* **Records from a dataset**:

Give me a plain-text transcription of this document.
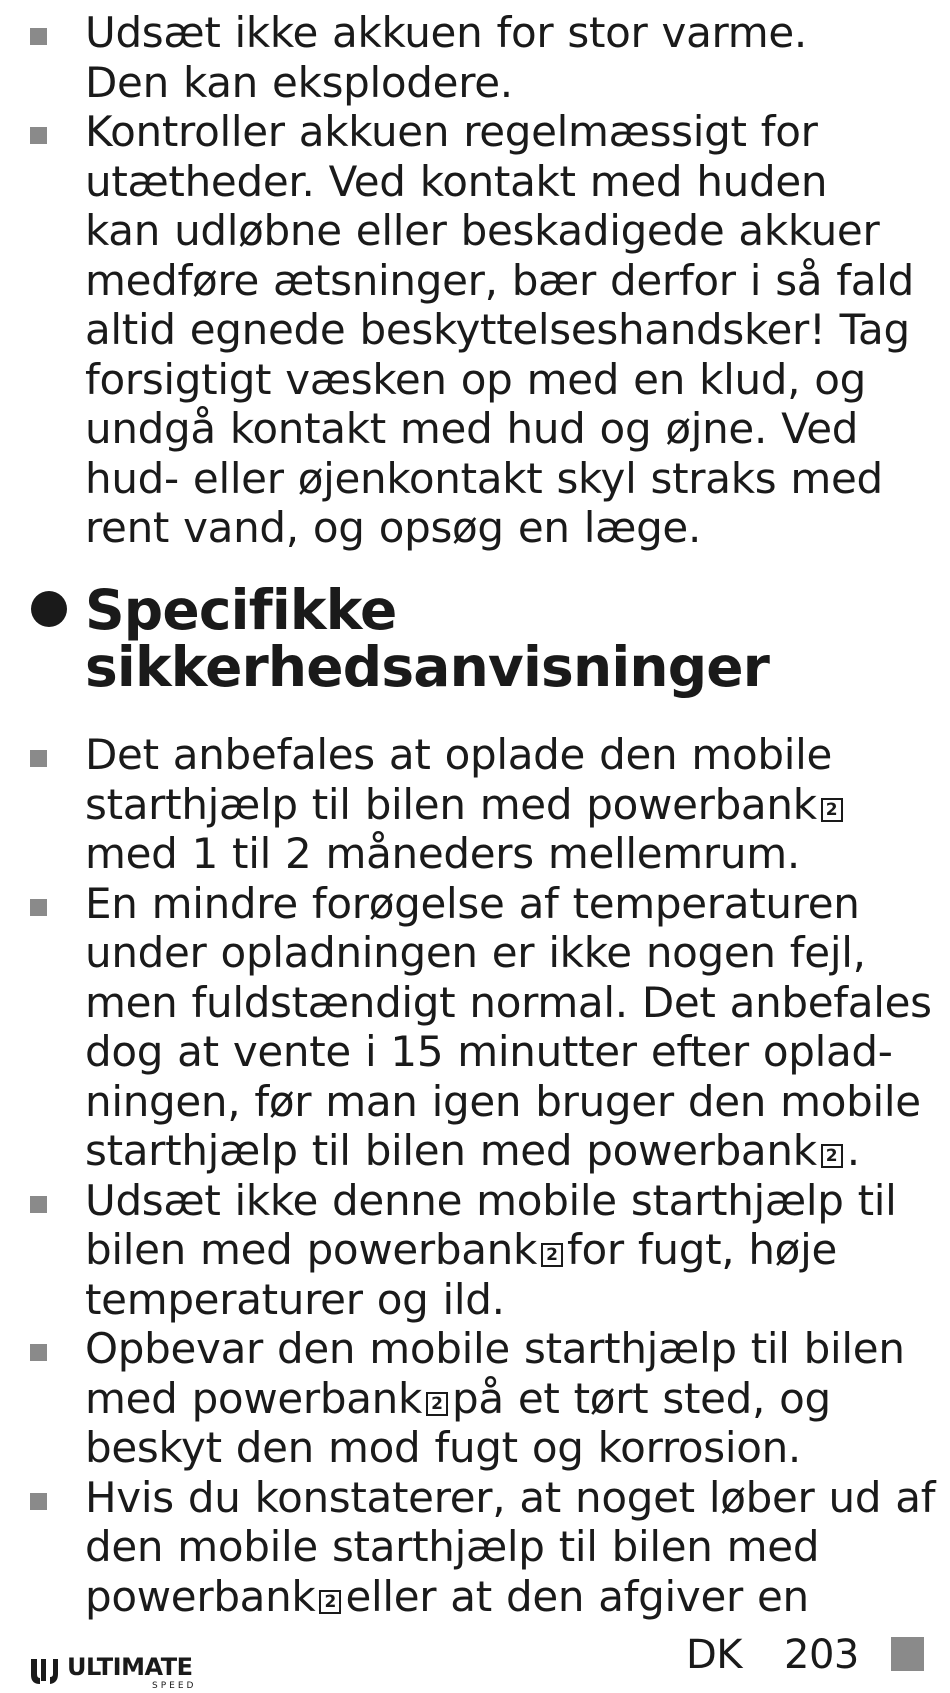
Udsæt ikke akkuen for stor varme.
Den kan eksplodere.
Kontroller akkuen regelmæssigt for
utætheder. Ved kontakt med huden
kan udløbne eller beskadigede akkuer
medføre ætsninger, bær derfor i så fald
altid egnede beskyttelseshandsker! Tag
forsigtigt væsken op med en klud, og
undgå kontakt med hud og øjne. Ved
hud- eller øjenkontakt skyl straks med
rent vand, og opsøg en læge.
Specifikke
sikkerhedsanvisninger
Det anbefales at oplade den mobile
starthjælp til bilen med powerbank 2
med 1 til 2 måneders mellemrum.
En mindre forøgelse af temperaturen
under opladningen er ikke nogen fejl,
men fuldstændigt normal. Det anbefales
dog at vente i 15 minutter efter oplad-
ningen, før man igen bruger den mobile
starthjælp til bilen med powerbank 2 .
Udsæt ikke denne mobile starthjælp til
bilen med powerbank 2 for fugt, høje
temperaturer og ild.
Opbevar den mobile starthjælp til bilen
med powerbank 2 på et tørt sted, og
beskyt den mod fugt og korrosion.
Hvis du konstaterer, at noget løber ud af
den mobile starthjælp til bilen med
powerbank 2 eller at den afgiver en
ULTIMATE
SPEED
DK 203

* **Short exercise**: How many lines of the data hold the string "anbefales"? Reply with the number alone.

* **Result of this task**: 2